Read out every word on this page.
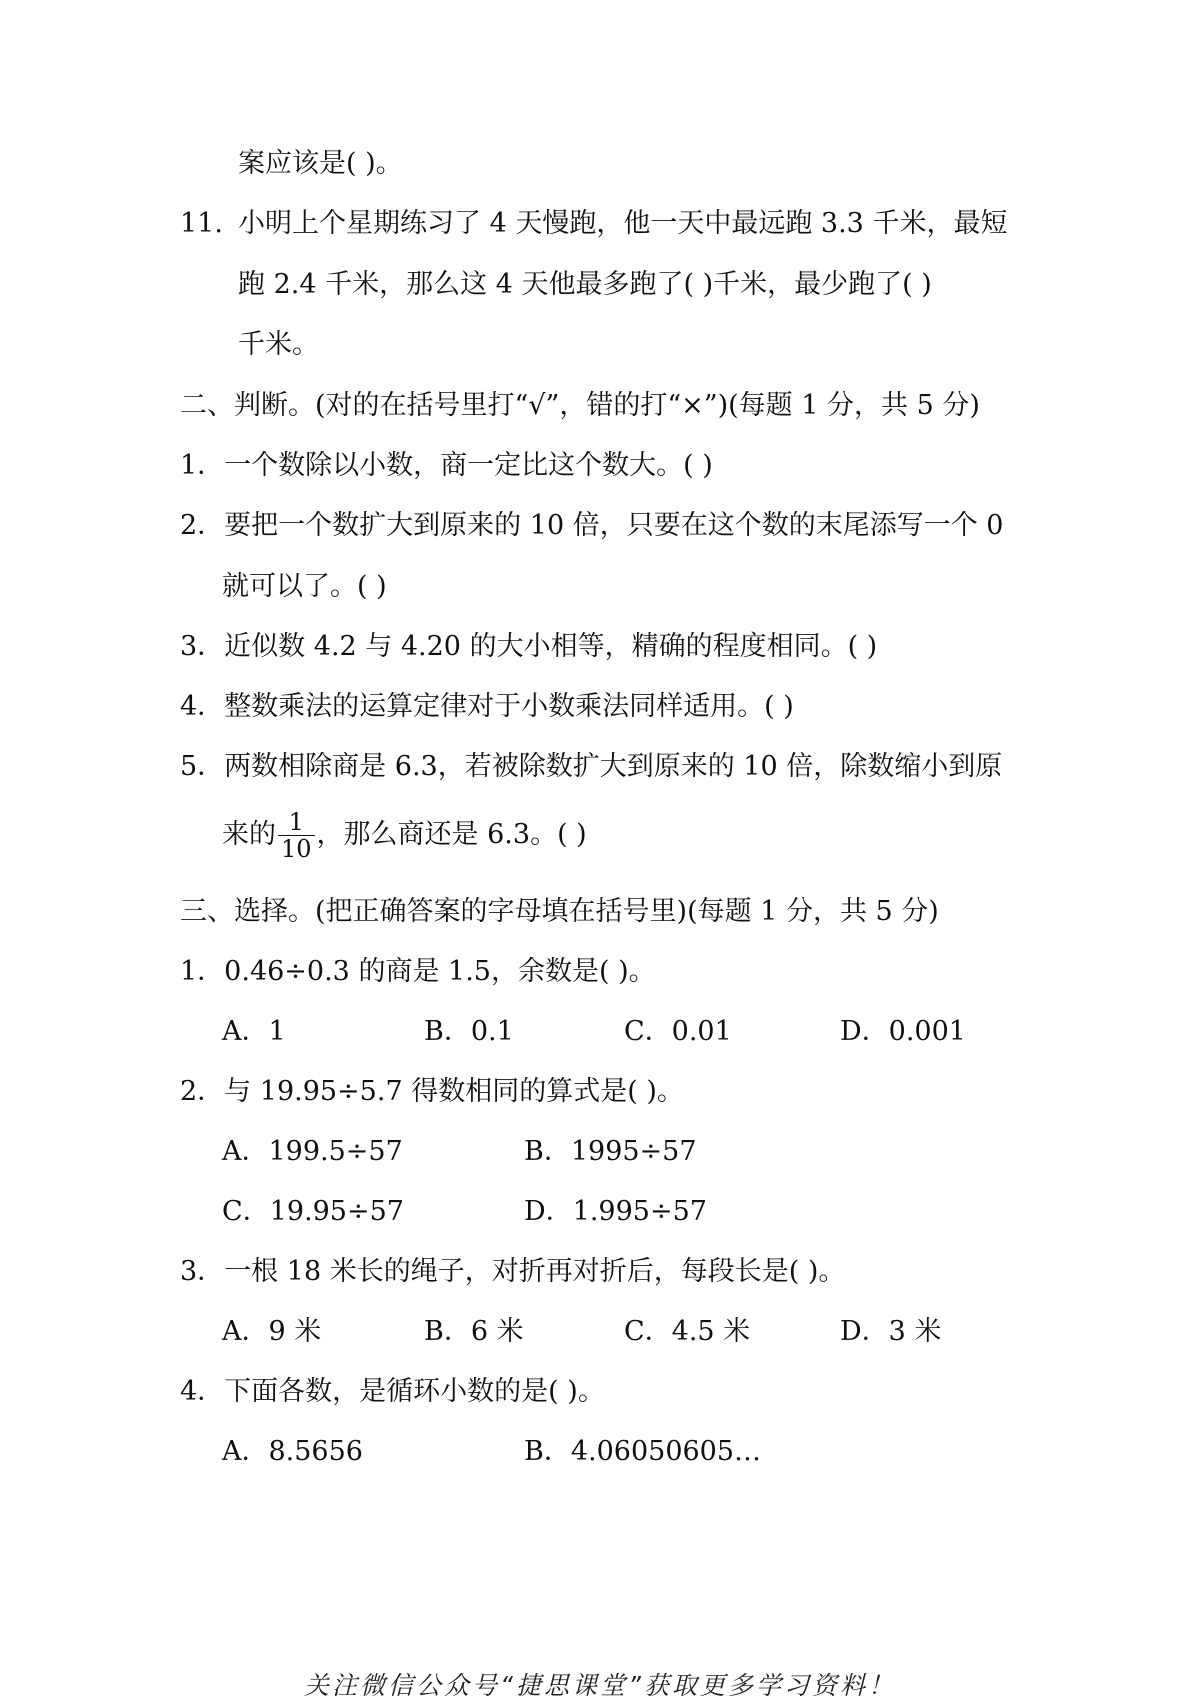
案应该是( )。
11. 小明上个星期练习了 4 天慢跑，他一天中最远跑 3.3 千米，最短
跑 2.4 千米，那么这 4 天他最多跑了( )千米，最少跑了( )
千米。
二、判断。(对的在括号里打“√”，错的打“×”)(每题 1 分，共 5 分)
1．一个数除以小数，商一定比这个数大。( )
2．要把一个数扩大到原来的 10 倍，只要在这个数的末尾添写一个 0
就可以了。( )
3．近似数 4.2 与 4.20 的大小相等，精确的程度相同。( )
4．整数乘法的运算定律对于小数乘法同样适用。( )
5．两数相除商是 6.3，若被除数扩大到原来的 10 倍，除数缩小到原
来的 $\frac{1}{10}$ ，那么商还是 6.3。( )
三、选择。(把正确答案的字母填在括号里)(每题 1 分，共 5 分)
1．0.46÷0.3 的商是 1.5，余数是( )。
A．1	B．0.1	C．0.01	D．0.001
2．与 19.95÷5.7 得数相同的算式是( )。
A．199.5÷57	B．1995÷57
C．19.95÷57	D．1.995÷57
3．一根 18 米长的绳子，对折再对折后，每段长是( )。
A．9 米	B．6 米	C．4.5 米	D．3 米
4．下面各数，是循环小数的是( )。
A．8.5656	B．4.06050605…
关注微信公众号“捷思课堂”获取更多学习资料！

▬▬▬

- **Aim**
From the listing above, print every entry precisely and drop the pictures.

- **Solved exercise**
Read out every word on this page.
案应该是( )。
11. 小明上个星期练习了 4 天慢跑，他一天中最远跑 3.3 千米，最短
跑 2.4 千米，那么这 4 天他最多跑了( )千米，最少跑了( )
千米。
二、判断。(对的在括号里打“√”，错的打“×”)(每题 1 分，共 5 分)
1．一个数除以小数，商一定比这个数大。( )
2．要把一个数扩大到原来的 10 倍，只要在这个数的末尾添写一个 0
就可以了。( )
3．近似数 4.2 与 4.20 的大小相等，精确的程度相同。( )
4．整数乘法的运算定律对于小数乘法同样适用。( )
5．两数相除商是 6.3，若被除数扩大到原来的 10 倍，除数缩小到原
来的 $\frac{1}{10}$ ，那么商还是 6.3。( )
三、选择。(把正确答案的字母填在括号里)(每题 1 分，共 5 分)
1．0.46÷0.3 的商是 1.5，余数是( )。
A．1	B．0.1	C．0.01	D．0.001
2．与 19.95÷5.7 得数相同的算式是( )。
A．199.5÷57	B．1995÷57
C．19.95÷57	D．1.995÷57
3．一根 18 米长的绳子，对折再对折后，每段长是( )。
A．9 米	B．6 米	C．4.5 米	D．3 米
4．下面各数，是循环小数的是( )。
A．8.5656	B．4.06050605…
关注微信公众号“捷思课堂”获取更多学习资料！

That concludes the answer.